### PROVIDED DATA

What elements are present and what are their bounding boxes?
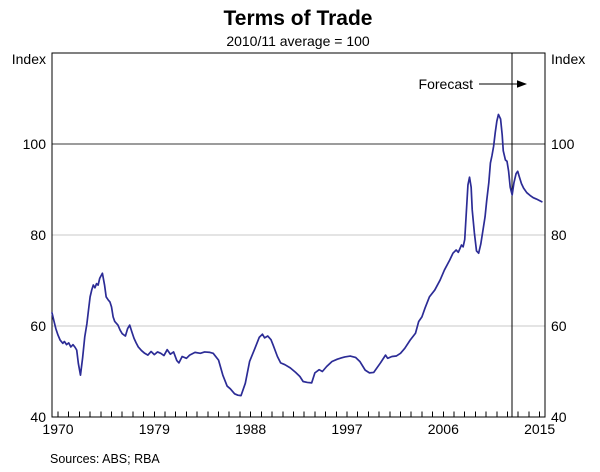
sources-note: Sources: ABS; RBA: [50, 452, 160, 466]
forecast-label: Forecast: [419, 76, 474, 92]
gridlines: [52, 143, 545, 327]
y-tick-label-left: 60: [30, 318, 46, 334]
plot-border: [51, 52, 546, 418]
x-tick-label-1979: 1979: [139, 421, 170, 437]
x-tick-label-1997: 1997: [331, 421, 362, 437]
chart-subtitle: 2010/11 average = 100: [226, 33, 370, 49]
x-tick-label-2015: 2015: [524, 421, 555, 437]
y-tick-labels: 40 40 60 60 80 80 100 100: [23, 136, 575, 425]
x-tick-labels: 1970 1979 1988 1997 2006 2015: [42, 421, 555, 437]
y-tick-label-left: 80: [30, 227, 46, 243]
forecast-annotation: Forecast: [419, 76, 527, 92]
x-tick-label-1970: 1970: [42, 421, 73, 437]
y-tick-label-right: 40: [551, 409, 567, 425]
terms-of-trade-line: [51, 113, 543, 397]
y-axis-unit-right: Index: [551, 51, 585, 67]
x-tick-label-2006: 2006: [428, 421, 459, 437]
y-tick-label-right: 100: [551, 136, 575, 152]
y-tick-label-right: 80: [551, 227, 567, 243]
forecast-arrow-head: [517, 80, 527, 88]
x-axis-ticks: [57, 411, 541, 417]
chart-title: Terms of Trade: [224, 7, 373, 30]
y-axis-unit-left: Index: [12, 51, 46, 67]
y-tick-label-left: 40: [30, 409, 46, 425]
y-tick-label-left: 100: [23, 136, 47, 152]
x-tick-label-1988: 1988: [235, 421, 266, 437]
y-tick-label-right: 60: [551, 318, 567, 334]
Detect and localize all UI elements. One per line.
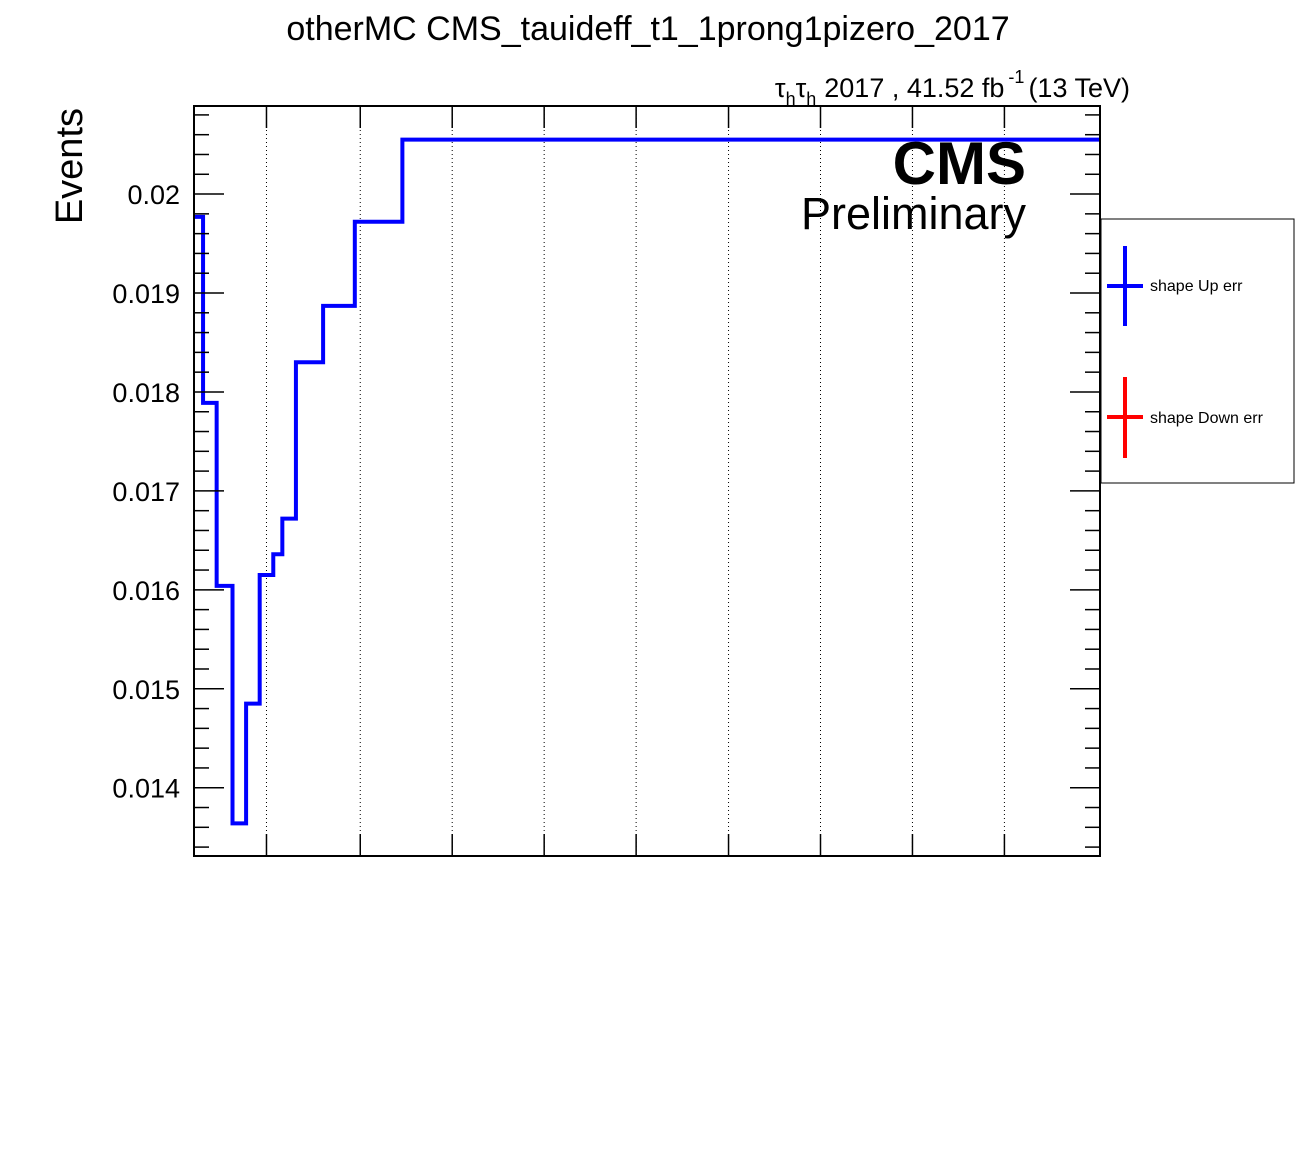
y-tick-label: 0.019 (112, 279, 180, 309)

######

WRITTEN INSTRUCTION: Rewrite all of the items above, replacing "Index" with "Level" wherever it occurs and leaving everything else unchanged. Omit the pictures.

RESPONSE FOR THIS EXERCISE:
What elements are present and what are their bounding boxes?
sources-note: Sources: ABS; RBA: [50, 452, 160, 466]
forecast-label: Forecast: [419, 76, 474, 92]
gridlines: [52, 143, 545, 327]
y-tick-label-left: 60: [30, 318, 46, 334]
plot-border: [51, 52, 546, 418]
x-tick-label-1979: 1979: [139, 421, 170, 437]
x-tick-label-1997: 1997: [331, 421, 362, 437]
chart-subtitle: 2010/11 average = 100: [226, 33, 370, 49]
x-tick-label-2015: 2015: [524, 421, 555, 437]
y-tick-labels: 40 40 60 60 80 80 100 100: [23, 136, 575, 425]
x-tick-labels: 1970 1979 1988 1997 2006 2015: [42, 421, 555, 437]
y-tick-label-left: 80: [30, 227, 46, 243]
forecast-annotation: Forecast: [419, 76, 527, 92]
x-tick-label-1970: 1970: [42, 421, 73, 437]
y-tick-label-right: 40: [551, 409, 567, 425]
terms-of-trade-line: [51, 113, 543, 397]
y-axis-unit-right: Level: [551, 51, 585, 67]
x-tick-label-2006: 2006: [428, 421, 459, 437]
y-tick-label-right: 100: [551, 136, 575, 152]
y-tick-label-right: 80: [551, 227, 567, 243]
forecast-arrow-head: [517, 80, 527, 88]
x-axis-ticks: [57, 411, 541, 417]
chart-title: Terms of Trade: [224, 7, 373, 30]
y-axis-unit-left: Level: [12, 51, 46, 67]
y-tick-label-left: 40: [30, 409, 46, 425]
y-tick-label-left: 100: [23, 136, 47, 152]
x-tick-label-1988: 1988: [235, 421, 266, 437]
y-tick-label-right: 60: [551, 318, 567, 334]
Detect and localize all UI elements. One per line.
y-tick-label: 0.019 (112, 279, 180, 309)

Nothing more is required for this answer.